** Begin Records for processing **

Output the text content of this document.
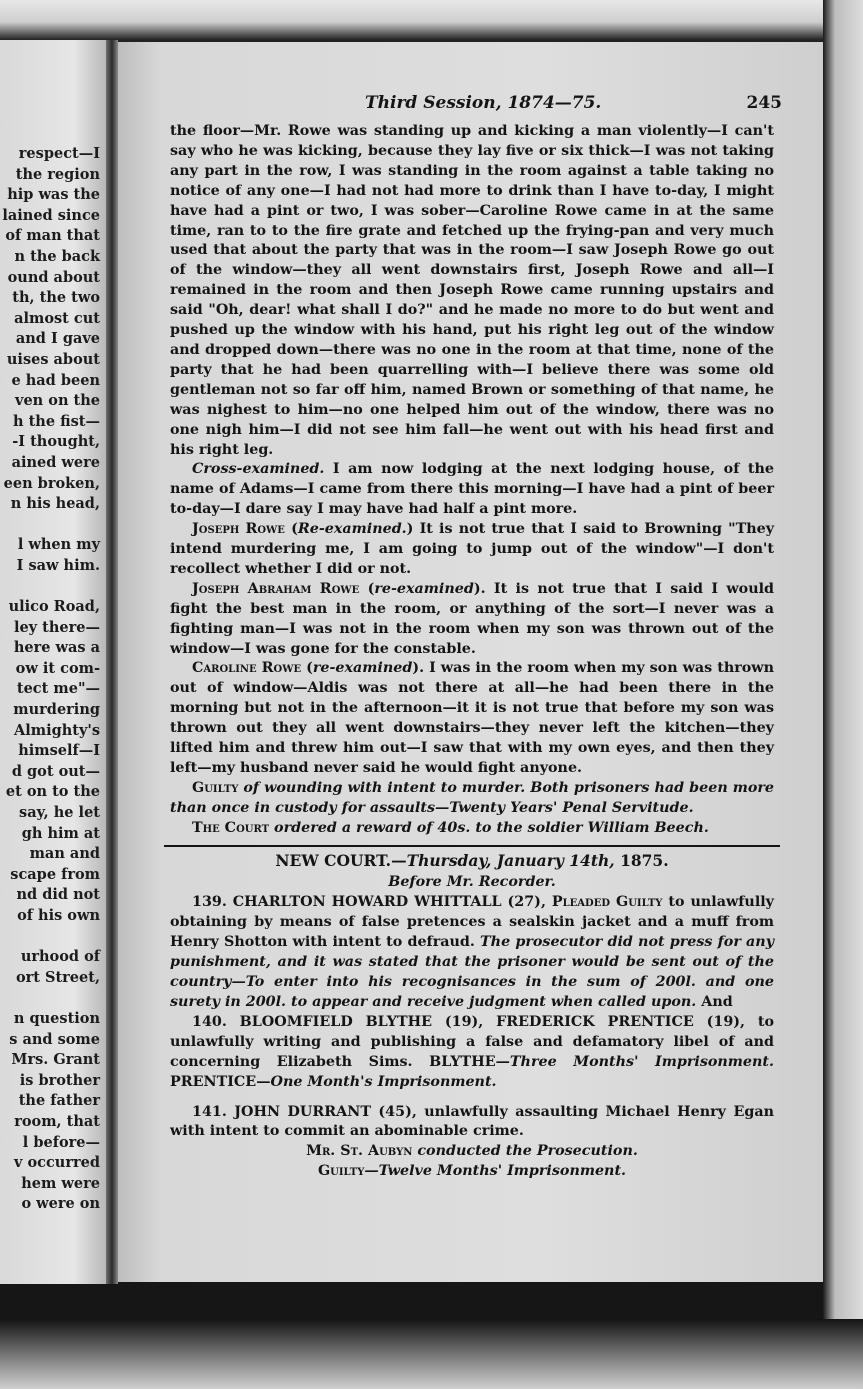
respect—I
the region
hip was the
lained since
of man that
n the back
ound about
th, the two
almost cut
and I gave
uises about
e had been
ven on the
h the fist—
-I thought,
ained were
een broken,
n his head,
l when my
I saw him.
ulico Road,
ley there—
here was a
ow it com-
tect me"—
murdering
Almighty's
himself—I
d got out—
et on to the
say, he let
gh him at
man and
scape from
nd did not
of his own
urhood of
ort Street,
n question
s and some
Mrs. Grant
is brother
the father
room, that
l before—
v occurred
hem were
o were on
Third Session, 1874—75.	245

the floor—Mr. Rowe was standing up and kicking a man violently—I can't say who he was kicking, because they lay five or six thick—I was not taking any part in the row, I was standing in the room against a table taking no notice of any one—I had not had more to drink than I have to-day, I might have had a pint or two, I was sober—Caroline Rowe came in at the same time, ran to to the fire grate and fetched up the frying-pan and very much used that about the party that was in the room—I saw Joseph Rowe go out of the window—they all went downstairs first, Joseph Rowe and all—I remained in the room and then Joseph Rowe came running upstairs and said "Oh, dear! what shall I do?" and he made no more to do but went and pushed up the window with his hand, put his right leg out of the window and dropped down—there was no one in the room at that time, none of the party that he had been quarrelling with—I believe there was some old gentleman not so far off him, named Brown or something of that name, he was nighest to him—no one helped him out of the window, there was no one nigh him—I did not see him fall—he went out with his head first and his right leg.

Cross-examined. I am now lodging at the next lodging house, of the name of Adams—I came from there this morning—I have had a pint of beer to-day—I dare say I may have had half a pint more.

Joseph Rowe (Re-examined.) It is not true that I said to Browning "They intend murdering me, I am going to jump out of the window"—I don't recollect whether I did or not.

Joseph Abraham Rowe (re-examined). It is not true that I said I would fight the best man in the room, or anything of the sort—I never was a fighting man—I was not in the room when my son was thrown out of the window—I was gone for the constable.

Caroline Rowe (re-examined). I was in the room when my son was thrown out of window—Aldis was not there at all—he had been there in the morning but not in the afternoon—it it is not true that before my son was thrown out they all went downstairs—they never left the kitchen—they lifted him and threw him out—I saw that with my own eyes, and then they left—my husband never said he would fight anyone.

Guilty of wounding with intent to murder. Both prisoners had been more than once in custody for assaults—Twenty Years' Penal Servitude.

The Court ordered a reward of 40s. to the soldier William Beech.

NEW COURT.—Thursday, January 14th, 1875.
Before Mr. Recorder.

139. CHARLTON HOWARD WHITTALL (27), Pleaded Guilty to unlawfully obtaining by means of false pretences a sealskin jacket and a muff from Henry Shotton with intent to defraud. The prosecutor did not press for any punishment, and it was stated that the prisoner would be sent out of the country—To enter into his recognisances in the sum of 200l. and one surety in 200l. to appear and receive judgment when called upon. And

140. BLOOMFIELD BLYTHE (19), FREDERICK PRENTICE (19), to unlawfully writing and publishing a false and defamatory libel of and concerning Elizabeth Sims. BLYTHE—Three Months' Imprisonment. PRENTICE—One Month's Imprisonment.

141. JOHN DURRANT (45), unlawfully assaulting Michael Henry Egan with intent to commit an abominable crime.

Mr. St. Aubyn conducted the Prosecution.
Guilty—Twelve Months' Imprisonment.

** End Records for processing **

Pick out the lines containing the word "this" and show them.

### Exercise output
Output the text content of this document.
Cross-examined. I am now lodging at the next lodging house, of the name of Adams—I came from there this morning—I have had a pint of beer to-day—I dare say I may have had half a pint more.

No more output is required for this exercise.